Written request:
Which lines contain the string "Kauf"? Please list every one of them.

(Records from a dataset)
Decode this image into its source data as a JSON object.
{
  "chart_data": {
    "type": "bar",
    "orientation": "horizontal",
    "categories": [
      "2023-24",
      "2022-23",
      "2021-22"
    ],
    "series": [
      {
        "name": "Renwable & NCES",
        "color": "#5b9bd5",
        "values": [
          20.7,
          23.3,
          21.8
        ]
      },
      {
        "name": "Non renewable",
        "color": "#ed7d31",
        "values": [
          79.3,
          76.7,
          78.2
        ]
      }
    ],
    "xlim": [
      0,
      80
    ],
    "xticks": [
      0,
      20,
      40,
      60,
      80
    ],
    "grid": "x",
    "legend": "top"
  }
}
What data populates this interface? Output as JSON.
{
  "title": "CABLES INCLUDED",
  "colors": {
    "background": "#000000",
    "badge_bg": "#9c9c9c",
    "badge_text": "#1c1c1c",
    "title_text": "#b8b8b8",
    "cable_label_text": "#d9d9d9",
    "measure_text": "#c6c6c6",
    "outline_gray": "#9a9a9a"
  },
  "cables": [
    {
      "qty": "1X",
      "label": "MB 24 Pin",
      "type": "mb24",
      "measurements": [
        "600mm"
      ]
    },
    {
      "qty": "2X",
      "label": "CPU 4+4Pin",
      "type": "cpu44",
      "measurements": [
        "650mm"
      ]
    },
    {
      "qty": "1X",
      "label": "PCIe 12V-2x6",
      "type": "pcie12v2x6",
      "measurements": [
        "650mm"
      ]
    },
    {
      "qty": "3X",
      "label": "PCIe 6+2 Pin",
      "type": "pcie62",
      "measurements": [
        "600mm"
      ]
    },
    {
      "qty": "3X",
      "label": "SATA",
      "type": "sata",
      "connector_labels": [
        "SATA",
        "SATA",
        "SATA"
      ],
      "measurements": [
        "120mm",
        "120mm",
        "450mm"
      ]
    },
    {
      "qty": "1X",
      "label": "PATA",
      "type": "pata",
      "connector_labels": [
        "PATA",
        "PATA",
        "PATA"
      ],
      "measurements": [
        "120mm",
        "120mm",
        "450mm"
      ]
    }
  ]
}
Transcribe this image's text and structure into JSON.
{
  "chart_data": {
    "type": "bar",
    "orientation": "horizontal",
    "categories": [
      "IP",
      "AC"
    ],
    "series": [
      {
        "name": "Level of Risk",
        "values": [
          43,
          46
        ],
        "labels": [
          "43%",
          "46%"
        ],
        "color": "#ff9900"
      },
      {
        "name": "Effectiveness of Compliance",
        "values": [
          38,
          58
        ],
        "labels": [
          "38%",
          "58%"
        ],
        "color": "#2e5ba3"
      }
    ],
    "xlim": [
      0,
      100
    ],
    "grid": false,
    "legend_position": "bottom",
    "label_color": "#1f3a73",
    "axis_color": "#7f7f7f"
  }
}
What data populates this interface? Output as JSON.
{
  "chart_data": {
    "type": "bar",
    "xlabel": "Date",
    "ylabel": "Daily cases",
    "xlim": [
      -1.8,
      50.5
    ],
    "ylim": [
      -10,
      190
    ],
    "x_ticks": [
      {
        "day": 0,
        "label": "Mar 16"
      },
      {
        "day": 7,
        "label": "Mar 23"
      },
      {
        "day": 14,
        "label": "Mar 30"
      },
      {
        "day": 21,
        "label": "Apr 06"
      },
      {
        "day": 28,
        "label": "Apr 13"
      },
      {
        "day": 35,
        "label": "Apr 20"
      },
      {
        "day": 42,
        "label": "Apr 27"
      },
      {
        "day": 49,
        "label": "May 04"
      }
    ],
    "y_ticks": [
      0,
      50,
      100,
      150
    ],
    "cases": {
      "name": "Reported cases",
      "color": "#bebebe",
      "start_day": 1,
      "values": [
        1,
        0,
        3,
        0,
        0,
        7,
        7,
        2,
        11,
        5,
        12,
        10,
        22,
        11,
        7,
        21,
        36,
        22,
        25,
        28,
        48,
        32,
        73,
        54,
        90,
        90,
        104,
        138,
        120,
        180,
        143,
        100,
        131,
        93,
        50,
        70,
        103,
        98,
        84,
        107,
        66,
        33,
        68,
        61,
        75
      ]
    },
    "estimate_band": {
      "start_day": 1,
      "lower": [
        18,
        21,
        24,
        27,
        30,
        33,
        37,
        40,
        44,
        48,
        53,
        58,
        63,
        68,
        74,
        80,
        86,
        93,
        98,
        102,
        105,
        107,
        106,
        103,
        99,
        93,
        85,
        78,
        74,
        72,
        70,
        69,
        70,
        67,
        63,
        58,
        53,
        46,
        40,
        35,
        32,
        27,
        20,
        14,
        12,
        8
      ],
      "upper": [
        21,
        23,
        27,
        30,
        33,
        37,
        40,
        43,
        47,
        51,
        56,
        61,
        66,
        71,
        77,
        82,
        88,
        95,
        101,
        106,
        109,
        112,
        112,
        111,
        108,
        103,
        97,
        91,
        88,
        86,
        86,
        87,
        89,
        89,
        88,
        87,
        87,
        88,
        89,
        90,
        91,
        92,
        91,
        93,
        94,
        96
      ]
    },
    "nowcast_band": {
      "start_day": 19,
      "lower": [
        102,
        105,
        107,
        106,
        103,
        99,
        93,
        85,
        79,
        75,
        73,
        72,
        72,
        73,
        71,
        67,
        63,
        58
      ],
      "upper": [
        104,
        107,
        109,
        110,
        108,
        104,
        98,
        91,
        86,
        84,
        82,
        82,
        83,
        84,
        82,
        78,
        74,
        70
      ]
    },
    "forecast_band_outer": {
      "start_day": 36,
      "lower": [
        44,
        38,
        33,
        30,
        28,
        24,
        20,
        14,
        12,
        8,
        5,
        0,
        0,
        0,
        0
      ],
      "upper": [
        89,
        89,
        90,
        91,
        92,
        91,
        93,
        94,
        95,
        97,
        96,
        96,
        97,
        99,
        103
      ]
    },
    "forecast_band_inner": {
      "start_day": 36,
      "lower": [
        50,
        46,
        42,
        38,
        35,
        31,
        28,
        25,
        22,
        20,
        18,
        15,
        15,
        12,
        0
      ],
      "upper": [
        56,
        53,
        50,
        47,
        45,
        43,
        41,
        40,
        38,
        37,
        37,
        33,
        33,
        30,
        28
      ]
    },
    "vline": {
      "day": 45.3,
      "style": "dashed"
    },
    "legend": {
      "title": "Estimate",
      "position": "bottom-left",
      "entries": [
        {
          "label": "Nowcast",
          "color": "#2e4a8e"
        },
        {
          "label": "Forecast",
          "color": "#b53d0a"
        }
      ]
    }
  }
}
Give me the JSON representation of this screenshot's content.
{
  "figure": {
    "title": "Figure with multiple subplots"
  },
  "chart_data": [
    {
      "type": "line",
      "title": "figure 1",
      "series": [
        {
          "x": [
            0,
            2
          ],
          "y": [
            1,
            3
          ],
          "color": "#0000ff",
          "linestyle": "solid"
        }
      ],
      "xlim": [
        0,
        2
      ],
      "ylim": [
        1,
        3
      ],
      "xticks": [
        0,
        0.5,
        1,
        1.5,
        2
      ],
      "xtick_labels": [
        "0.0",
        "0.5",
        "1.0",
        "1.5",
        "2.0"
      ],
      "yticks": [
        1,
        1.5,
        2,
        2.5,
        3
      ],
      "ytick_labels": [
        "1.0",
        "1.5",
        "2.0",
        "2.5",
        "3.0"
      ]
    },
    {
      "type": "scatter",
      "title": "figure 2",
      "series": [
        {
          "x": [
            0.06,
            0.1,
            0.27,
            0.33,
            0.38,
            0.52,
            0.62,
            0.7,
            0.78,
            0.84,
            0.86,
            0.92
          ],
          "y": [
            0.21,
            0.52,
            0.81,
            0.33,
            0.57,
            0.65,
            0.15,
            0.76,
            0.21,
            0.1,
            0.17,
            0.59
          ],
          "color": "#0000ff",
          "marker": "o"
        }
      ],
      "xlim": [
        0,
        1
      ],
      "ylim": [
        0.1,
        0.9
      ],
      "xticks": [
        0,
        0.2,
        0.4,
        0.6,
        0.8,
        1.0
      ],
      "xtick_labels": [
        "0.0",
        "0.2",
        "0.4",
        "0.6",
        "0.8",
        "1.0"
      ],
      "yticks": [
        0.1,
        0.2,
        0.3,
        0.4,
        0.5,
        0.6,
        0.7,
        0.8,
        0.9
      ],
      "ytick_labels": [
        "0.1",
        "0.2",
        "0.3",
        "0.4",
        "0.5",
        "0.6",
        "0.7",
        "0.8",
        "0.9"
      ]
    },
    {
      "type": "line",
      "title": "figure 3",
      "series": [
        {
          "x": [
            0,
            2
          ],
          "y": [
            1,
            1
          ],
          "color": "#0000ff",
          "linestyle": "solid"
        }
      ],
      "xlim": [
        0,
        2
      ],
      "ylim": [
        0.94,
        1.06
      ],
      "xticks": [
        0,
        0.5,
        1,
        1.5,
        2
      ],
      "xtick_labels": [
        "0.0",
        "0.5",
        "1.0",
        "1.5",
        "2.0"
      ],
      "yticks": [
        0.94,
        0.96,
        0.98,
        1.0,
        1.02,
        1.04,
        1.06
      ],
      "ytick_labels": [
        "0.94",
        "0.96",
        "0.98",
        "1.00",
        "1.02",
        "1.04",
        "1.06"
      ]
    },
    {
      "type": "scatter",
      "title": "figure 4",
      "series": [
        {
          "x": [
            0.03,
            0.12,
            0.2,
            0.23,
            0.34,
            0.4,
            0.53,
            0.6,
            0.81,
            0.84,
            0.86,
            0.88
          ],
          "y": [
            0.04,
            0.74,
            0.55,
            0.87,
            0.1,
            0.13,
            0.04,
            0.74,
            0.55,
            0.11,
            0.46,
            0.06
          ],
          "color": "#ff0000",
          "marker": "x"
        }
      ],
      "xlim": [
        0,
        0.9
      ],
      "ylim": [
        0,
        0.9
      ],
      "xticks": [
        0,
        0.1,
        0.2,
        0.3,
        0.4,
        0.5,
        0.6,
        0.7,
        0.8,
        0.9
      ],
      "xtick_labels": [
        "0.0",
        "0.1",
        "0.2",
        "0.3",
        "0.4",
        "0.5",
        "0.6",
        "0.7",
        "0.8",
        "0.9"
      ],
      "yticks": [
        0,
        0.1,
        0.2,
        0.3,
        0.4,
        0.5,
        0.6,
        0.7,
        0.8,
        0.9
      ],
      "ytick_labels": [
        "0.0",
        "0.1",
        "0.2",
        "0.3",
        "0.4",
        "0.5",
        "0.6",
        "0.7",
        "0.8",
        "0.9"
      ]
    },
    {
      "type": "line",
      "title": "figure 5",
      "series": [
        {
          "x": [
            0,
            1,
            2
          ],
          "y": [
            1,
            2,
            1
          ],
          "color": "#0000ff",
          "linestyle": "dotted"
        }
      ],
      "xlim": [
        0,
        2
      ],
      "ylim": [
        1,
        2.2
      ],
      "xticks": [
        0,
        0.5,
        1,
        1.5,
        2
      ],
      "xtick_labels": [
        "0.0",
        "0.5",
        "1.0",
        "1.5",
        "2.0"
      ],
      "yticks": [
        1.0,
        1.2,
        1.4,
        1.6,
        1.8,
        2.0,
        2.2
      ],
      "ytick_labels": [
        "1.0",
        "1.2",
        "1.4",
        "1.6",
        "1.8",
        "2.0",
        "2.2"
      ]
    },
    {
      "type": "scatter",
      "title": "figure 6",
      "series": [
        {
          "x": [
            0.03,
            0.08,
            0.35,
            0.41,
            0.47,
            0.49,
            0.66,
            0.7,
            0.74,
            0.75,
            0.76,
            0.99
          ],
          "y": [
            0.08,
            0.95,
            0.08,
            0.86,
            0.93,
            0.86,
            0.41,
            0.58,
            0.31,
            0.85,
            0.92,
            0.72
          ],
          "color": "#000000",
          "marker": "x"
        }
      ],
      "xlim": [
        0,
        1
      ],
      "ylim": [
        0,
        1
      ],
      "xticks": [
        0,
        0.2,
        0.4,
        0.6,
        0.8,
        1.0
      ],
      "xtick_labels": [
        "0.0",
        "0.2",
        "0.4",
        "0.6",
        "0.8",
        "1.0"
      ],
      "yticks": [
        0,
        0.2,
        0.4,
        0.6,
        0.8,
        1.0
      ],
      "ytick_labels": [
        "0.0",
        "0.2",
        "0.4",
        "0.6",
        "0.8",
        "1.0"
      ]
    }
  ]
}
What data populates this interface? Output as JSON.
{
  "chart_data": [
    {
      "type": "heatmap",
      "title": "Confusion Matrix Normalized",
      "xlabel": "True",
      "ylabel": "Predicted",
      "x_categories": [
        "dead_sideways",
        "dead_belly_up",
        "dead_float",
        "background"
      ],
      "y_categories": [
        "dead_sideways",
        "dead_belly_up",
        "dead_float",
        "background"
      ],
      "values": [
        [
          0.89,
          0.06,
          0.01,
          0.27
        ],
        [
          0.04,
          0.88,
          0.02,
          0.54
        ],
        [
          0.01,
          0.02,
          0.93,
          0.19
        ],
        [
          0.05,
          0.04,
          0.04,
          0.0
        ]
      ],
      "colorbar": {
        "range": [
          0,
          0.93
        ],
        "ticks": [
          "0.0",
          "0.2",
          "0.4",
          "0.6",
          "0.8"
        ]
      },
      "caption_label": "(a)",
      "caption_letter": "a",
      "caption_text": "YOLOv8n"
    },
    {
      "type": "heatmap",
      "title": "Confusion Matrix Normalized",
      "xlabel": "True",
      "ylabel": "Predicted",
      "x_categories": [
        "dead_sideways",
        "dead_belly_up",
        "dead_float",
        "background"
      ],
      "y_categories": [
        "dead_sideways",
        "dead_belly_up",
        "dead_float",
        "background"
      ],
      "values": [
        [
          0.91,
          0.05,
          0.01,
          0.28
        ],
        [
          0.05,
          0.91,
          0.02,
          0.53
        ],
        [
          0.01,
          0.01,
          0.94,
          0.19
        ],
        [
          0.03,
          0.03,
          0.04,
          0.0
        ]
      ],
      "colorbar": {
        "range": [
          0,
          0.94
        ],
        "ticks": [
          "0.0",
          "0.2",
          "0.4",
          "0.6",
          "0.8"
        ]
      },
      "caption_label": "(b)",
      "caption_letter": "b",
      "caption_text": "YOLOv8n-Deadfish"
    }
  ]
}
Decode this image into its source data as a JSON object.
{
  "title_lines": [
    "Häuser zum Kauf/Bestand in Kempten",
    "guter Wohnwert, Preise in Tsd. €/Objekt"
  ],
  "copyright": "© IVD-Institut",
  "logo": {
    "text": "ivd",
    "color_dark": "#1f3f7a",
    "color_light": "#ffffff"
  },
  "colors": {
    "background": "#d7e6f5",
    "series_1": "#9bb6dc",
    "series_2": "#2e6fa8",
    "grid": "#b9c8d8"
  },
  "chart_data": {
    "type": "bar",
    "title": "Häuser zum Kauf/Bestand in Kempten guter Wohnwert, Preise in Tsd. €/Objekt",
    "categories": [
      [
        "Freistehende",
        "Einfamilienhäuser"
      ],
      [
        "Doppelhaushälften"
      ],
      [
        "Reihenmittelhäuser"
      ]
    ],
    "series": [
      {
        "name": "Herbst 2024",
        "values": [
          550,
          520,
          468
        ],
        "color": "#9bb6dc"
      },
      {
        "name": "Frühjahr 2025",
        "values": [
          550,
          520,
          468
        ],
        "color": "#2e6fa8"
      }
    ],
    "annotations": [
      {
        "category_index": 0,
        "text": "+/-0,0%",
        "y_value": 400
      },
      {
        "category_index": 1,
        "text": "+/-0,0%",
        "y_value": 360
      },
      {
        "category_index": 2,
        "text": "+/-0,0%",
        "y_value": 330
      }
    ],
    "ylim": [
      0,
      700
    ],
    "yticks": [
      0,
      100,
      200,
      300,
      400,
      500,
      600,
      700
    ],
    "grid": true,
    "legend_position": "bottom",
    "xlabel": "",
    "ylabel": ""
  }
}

Reply to the exercise:
    "Häuser zum Kauf/Bestand in Kempten",
    "title": "Häuser zum Kauf/Bestand in Kempten guter Wohnwert, Preise in Tsd. €/Objekt",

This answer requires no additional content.